Return all the data, word for word.

### MATERIAL FOR THE TASK
■ ■ ■ ■ ■
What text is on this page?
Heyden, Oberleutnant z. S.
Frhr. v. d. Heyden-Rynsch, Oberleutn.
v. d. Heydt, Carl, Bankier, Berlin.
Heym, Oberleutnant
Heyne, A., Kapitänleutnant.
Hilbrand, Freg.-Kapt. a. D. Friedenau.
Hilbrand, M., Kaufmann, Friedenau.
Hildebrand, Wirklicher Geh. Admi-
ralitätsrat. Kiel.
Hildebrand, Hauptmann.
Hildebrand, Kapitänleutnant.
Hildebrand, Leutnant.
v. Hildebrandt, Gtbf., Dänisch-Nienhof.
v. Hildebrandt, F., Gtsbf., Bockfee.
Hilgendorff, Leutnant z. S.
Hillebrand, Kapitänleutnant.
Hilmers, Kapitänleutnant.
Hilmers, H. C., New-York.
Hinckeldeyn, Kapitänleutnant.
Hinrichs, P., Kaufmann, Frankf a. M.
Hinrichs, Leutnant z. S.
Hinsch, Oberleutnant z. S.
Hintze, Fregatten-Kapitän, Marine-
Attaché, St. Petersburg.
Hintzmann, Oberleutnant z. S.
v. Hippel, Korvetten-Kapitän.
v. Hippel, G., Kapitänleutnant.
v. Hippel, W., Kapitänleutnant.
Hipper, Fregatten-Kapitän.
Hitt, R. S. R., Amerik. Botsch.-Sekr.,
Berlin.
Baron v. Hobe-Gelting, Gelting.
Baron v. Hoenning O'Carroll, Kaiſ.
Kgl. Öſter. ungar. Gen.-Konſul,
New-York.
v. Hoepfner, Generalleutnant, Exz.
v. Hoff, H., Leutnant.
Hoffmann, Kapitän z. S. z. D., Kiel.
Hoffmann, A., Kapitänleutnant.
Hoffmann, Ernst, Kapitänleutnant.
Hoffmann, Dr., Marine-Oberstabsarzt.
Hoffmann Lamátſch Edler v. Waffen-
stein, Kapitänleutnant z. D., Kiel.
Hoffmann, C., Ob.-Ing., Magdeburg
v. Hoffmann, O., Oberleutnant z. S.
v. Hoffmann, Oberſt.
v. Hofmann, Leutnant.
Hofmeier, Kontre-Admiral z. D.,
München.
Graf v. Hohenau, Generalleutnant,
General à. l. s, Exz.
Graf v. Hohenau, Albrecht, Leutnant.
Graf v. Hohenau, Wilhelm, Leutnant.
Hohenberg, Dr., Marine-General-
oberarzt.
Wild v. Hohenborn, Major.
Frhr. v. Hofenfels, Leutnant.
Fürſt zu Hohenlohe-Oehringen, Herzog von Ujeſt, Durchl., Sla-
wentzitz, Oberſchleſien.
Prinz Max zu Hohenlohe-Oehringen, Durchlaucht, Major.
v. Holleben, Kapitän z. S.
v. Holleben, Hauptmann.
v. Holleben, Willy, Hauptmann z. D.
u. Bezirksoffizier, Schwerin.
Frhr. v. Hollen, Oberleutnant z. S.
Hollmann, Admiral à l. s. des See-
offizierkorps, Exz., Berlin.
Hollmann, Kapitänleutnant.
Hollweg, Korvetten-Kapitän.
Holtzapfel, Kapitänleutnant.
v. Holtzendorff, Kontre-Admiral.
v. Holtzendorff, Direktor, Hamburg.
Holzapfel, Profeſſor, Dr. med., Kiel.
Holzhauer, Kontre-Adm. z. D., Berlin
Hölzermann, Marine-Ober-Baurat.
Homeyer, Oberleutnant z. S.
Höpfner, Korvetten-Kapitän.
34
■ ■ ■ ■ ■
### COMPLETE RESPONSE
What text is on this page?
Heyden, Oberleutnant z. S.
Frhr. v. d. Heyden-Rynsch, Oberleutn.
v. d. Heydt, Carl, Bankier, Berlin.
Heym, Oberleutnant
Heyne, A., Kapitänleutnant.
Hilbrand, Freg.-Kapt. a. D. Friedenau.
Hilbrand, M., Kaufmann, Friedenau.
Hildebrand, Wirklicher Geh. Admi-
ralitätsrat. Kiel.
Hildebrand, Hauptmann.
Hildebrand, Kapitänleutnant.
Hildebrand, Leutnant.
v. Hildebrandt, Gtbf., Dänisch-Nienhof.
v. Hildebrandt, F., Gtsbf., Bockfee.
Hilgendorff, Leutnant z. S.
Hillebrand, Kapitänleutnant.
Hilmers, Kapitänleutnant.
Hilmers, H. C., New-York.
Hinckeldeyn, Kapitänleutnant.
Hinrichs, P., Kaufmann, Frankf a. M.
Hinrichs, Leutnant z. S.
Hinsch, Oberleutnant z. S.
Hintze, Fregatten-Kapitän, Marine-
Attaché, St. Petersburg.
Hintzmann, Oberleutnant z. S.
v. Hippel, Korvetten-Kapitän.
v. Hippel, G., Kapitänleutnant.
v. Hippel, W., Kapitänleutnant.
Hipper, Fregatten-Kapitän.
Hitt, R. S. R., Amerik. Botsch.-Sekr.,
Berlin.
Baron v. Hobe-Gelting, Gelting.
Baron v. Hoenning O'Carroll, Kaiſ.
Kgl. Öſter. ungar. Gen.-Konſul,
New-York.
v. Hoepfner, Generalleutnant, Exz.
v. Hoff, H., Leutnant.
Hoffmann, Kapitän z. S. z. D., Kiel.
Hoffmann, A., Kapitänleutnant.
Hoffmann, Ernst, Kapitänleutnant.
Hoffmann, Dr., Marine-Oberstabsarzt.
Hoffmann Lamátſch Edler v. Waffen-
stein, Kapitänleutnant z. D., Kiel.
Hoffmann, C., Ob.-Ing., Magdeburg
v. Hoffmann, O., Oberleutnant z. S.
v. Hoffmann, Oberſt.
v. Hofmann, Leutnant.
Hofmeier, Kontre-Admiral z. D.,
München.
Graf v. Hohenau, Generalleutnant,
General à. l. s, Exz.
Graf v. Hohenau, Albrecht, Leutnant.
Graf v. Hohenau, Wilhelm, Leutnant.
Hohenberg, Dr., Marine-General-
oberarzt.
Wild v. Hohenborn, Major.
Frhr. v. Hofenfels, Leutnant.
Fürſt zu Hohenlohe-Oehringen, Herzog von Ujeſt, Durchl., Sla-
wentzitz, Oberſchleſien.
Prinz Max zu Hohenlohe-Oehringen, Durchlaucht, Major.
v. Holleben, Kapitän z. S.
v. Holleben, Hauptmann.
v. Holleben, Willy, Hauptmann z. D.
u. Bezirksoffizier, Schwerin.
Frhr. v. Hollen, Oberleutnant z. S.
Hollmann, Admiral à l. s. des See-
offizierkorps, Exz., Berlin.
Hollmann, Kapitänleutnant.
Hollweg, Korvetten-Kapitän.
Holtzapfel, Kapitänleutnant.
v. Holtzendorff, Kontre-Admiral.
v. Holtzendorff, Direktor, Hamburg.
Holzapfel, Profeſſor, Dr. med., Kiel.
Holzhauer, Kontre-Adm. z. D., Berlin
Hölzermann, Marine-Ober-Baurat.
Homeyer, Oberleutnant z. S.
Höpfner, Korvetten-Kapitän.
34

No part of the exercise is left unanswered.